Aim of the exercise — Wherever a line holds the word "票面金额", copy that line out.

(Extracted records)
■ ■ ■ ■ ■ ■ ■

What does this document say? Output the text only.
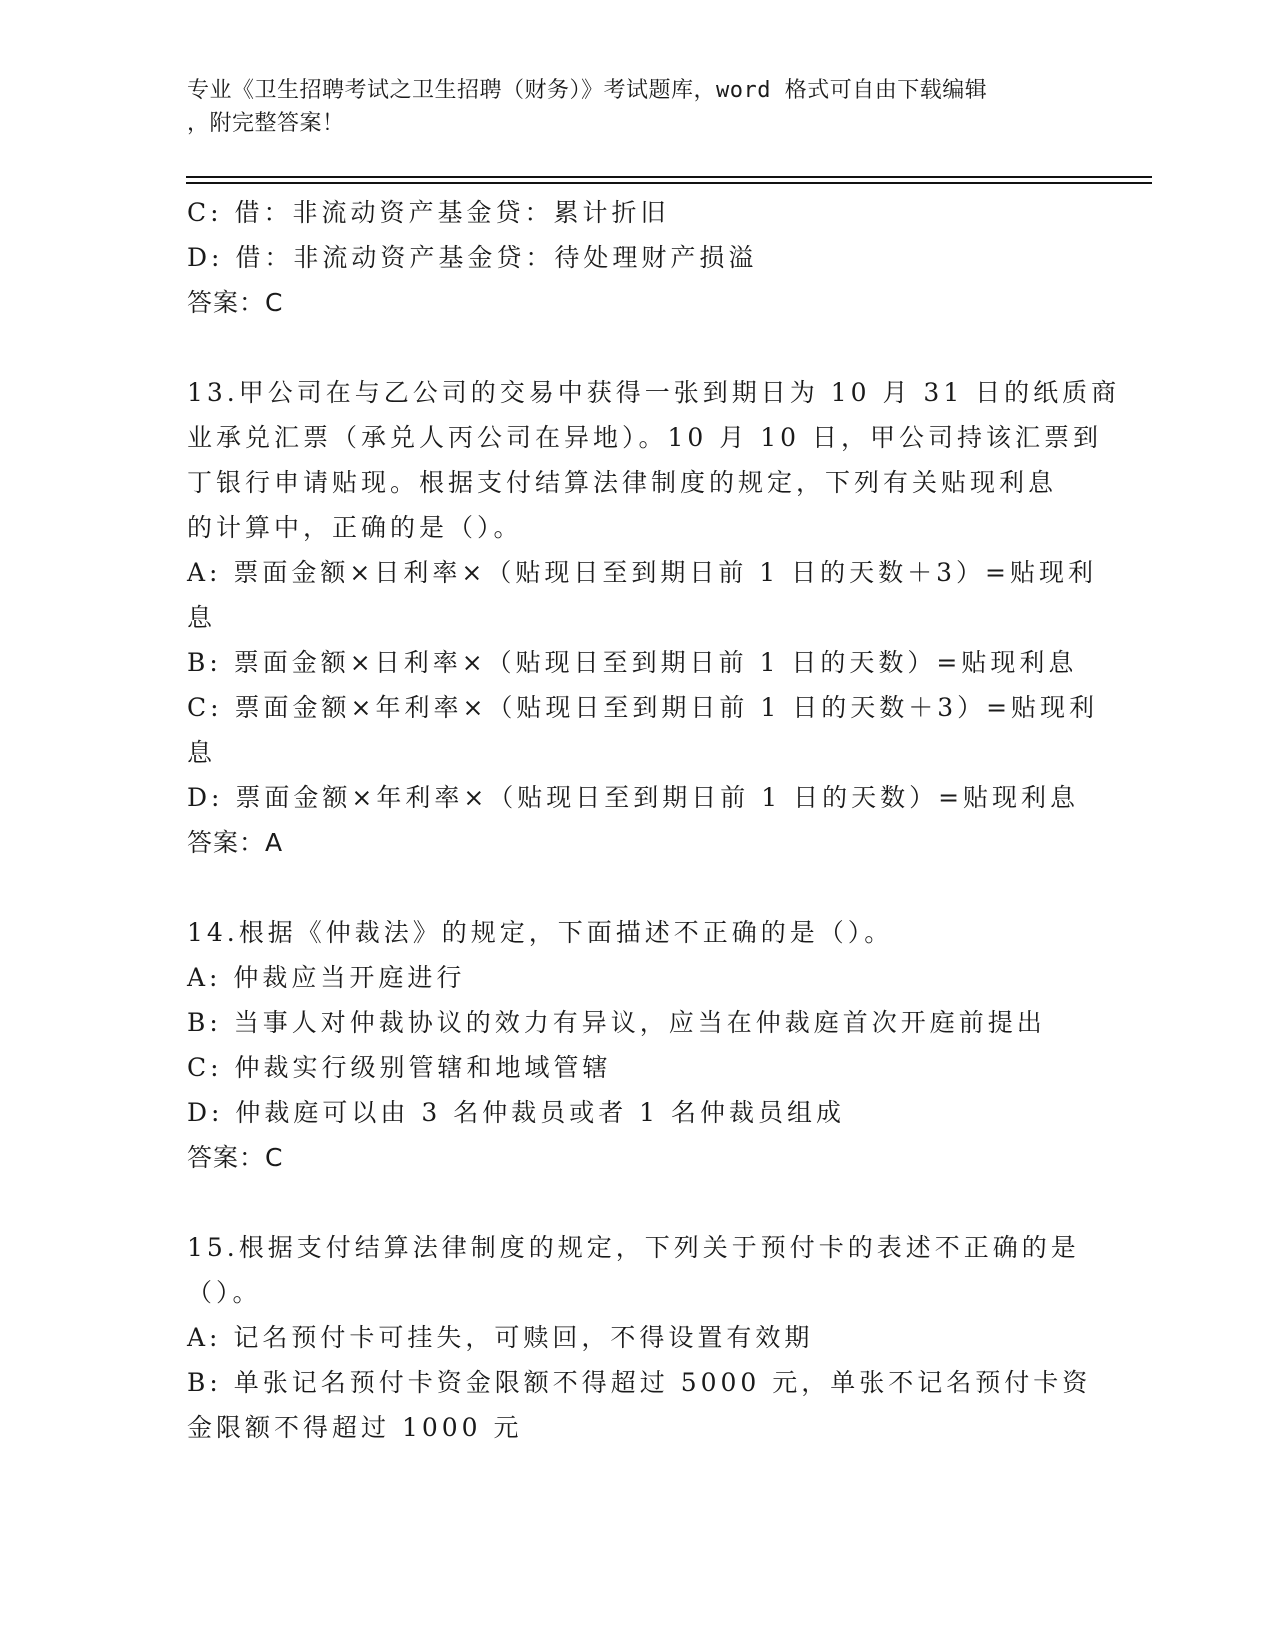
专业《卫生招聘考试之卫生招聘（财务）》考试题库，word 格式可自由下载编辑
，附完整答案！
C: 借：非流动资产基金贷：累计折旧
D: 借：非流动资产基金贷：待处理财产损溢
答案：C
13.甲公司在与乙公司的交易中获得一张到期日为 10 月 31 日的纸质商
业承兑汇票（承兑人丙公司在异地）。10 月 10 日，甲公司持该汇票到
丁银行申请贴现。根据支付结算法律制度的规定，下列有关贴现利息
的计算中，正确的是（）。
A: 票面金额×日利率×（贴现日至到期日前 1 日的天数＋3）=贴现利
息
B: 票面金额×日利率×（贴现日至到期日前 1 日的天数）=贴现利息
C: 票面金额×年利率×（贴现日至到期日前 1 日的天数＋3）=贴现利
息
D: 票面金额×年利率×（贴现日至到期日前 1 日的天数）=贴现利息
答案：A
14.根据《仲裁法》的规定，下面描述不正确的是（）。
A: 仲裁应当开庭进行
B: 当事人对仲裁协议的效力有异议，应当在仲裁庭首次开庭前提出
C: 仲裁实行级别管辖和地域管辖
D: 仲裁庭可以由 3 名仲裁员或者 1 名仲裁员组成
答案：C
15.根据支付结算法律制度的规定，下列关于预付卡的表述不正确的是
（）。
A: 记名预付卡可挂失，可赎回，不得设置有效期
B: 单张记名预付卡资金限额不得超过 5000 元，单张不记名预付卡资
金限额不得超过 1000 元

■ ■ ■ ■ ■ ■ ■

Output for this task —
A: 票面金额×日利率×（贴现日至到期日前 1 日的天数＋3）=贴现利
B: 票面金额×日利率×（贴现日至到期日前 1 日的天数）=贴现利息
C: 票面金额×年利率×（贴现日至到期日前 1 日的天数＋3）=贴现利
D: 票面金额×年利率×（贴现日至到期日前 1 日的天数）=贴现利息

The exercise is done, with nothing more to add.